From the line that includes "Extract all readable text from this page." to the last line of the records, inclusive, repeat each line exactly.

* BEGIN SUPPLIED DATA *

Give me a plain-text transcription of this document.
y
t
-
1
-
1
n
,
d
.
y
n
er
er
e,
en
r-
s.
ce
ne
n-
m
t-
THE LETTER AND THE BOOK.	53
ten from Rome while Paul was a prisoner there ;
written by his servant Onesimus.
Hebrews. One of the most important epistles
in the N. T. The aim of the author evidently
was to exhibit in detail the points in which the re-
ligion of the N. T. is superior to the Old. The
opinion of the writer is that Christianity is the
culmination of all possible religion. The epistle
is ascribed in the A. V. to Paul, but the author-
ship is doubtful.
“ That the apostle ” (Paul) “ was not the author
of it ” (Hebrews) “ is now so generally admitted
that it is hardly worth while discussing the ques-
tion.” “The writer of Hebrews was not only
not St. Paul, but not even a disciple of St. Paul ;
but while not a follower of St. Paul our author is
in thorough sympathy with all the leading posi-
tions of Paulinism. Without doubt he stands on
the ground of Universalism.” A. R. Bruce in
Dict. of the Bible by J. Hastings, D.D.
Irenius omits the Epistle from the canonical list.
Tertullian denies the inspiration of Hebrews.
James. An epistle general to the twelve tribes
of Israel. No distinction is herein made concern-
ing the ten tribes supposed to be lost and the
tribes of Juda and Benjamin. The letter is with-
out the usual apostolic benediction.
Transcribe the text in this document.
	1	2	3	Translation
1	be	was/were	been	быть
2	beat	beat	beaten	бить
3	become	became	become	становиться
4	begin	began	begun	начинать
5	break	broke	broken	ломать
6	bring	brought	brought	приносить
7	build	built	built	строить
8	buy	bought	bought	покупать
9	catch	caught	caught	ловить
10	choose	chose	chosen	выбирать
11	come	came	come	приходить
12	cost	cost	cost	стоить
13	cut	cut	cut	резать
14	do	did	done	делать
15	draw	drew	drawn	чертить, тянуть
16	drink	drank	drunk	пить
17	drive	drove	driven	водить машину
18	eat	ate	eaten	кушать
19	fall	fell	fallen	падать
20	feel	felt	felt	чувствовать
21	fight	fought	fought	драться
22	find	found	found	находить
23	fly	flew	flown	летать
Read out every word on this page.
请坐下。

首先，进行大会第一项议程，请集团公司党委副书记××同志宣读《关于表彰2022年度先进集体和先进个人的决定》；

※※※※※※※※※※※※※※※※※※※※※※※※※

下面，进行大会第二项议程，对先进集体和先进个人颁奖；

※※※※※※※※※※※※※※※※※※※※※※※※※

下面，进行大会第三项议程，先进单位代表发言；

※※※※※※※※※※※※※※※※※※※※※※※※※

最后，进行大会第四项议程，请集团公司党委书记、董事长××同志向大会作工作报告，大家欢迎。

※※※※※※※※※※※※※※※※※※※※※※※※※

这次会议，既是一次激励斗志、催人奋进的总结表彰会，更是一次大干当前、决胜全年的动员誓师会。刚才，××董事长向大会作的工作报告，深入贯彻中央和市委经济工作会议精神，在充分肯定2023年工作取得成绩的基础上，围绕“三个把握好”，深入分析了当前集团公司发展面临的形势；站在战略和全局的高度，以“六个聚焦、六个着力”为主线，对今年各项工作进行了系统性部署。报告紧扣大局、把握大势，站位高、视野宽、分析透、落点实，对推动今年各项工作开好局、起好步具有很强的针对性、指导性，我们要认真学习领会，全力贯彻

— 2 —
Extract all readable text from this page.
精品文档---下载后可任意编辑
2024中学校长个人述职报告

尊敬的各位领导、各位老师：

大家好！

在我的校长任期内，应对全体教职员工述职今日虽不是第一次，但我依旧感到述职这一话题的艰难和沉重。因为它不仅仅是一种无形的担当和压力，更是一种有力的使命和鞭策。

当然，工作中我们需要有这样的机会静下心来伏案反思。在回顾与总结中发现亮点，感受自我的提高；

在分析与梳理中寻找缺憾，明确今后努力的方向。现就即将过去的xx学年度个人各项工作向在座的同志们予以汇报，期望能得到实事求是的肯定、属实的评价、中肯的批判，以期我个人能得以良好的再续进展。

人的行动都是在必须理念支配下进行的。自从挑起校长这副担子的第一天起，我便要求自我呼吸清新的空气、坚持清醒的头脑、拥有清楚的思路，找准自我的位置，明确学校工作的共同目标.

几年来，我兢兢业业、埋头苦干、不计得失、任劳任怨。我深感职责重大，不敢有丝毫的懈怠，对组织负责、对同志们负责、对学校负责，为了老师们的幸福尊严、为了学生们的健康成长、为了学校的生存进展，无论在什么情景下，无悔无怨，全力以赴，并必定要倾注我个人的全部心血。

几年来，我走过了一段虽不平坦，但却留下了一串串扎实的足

* END SUPPLIED DATA *

EXERCISE OUTPUT -
Extract all readable text from this page.
精品文档---下载后可任意编辑
2024中学校长个人述职报告

尊敬的各位领导、各位老师：

大家好！

在我的校长任期内，应对全体教职员工述职今日虽不是第一次，但我依旧感到述职这一话题的艰难和沉重。因为它不仅仅是一种无形的担当和压力，更是一种有力的使命和鞭策。

当然，工作中我们需要有这样的机会静下心来伏案反思。在回顾与总结中发现亮点，感受自我的提高；

在分析与梳理中寻找缺憾，明确今后努力的方向。现就即将过去的xx学年度个人各项工作向在座的同志们予以汇报，期望能得到实事求是的肯定、属实的评价、中肯的批判，以期我个人能得以良好的再续进展。

人的行动都是在必须理念支配下进行的。自从挑起校长这副担子的第一天起，我便要求自我呼吸清新的空气、坚持清醒的头脑、拥有清楚的思路，找准自我的位置，明确学校工作的共同目标.

几年来，我兢兢业业、埋头苦干、不计得失、任劳任怨。我深感职责重大，不敢有丝毫的懈怠，对组织负责、对同志们负责、对学校负责，为了老师们的幸福尊严、为了学生们的健康成长、为了学校的生存进展，无论在什么情景下，无悔无怨，全力以赴，并必定要倾注我个人的全部心血。

几年来，我走过了一段虽不平坦，但却留下了一串串扎实的足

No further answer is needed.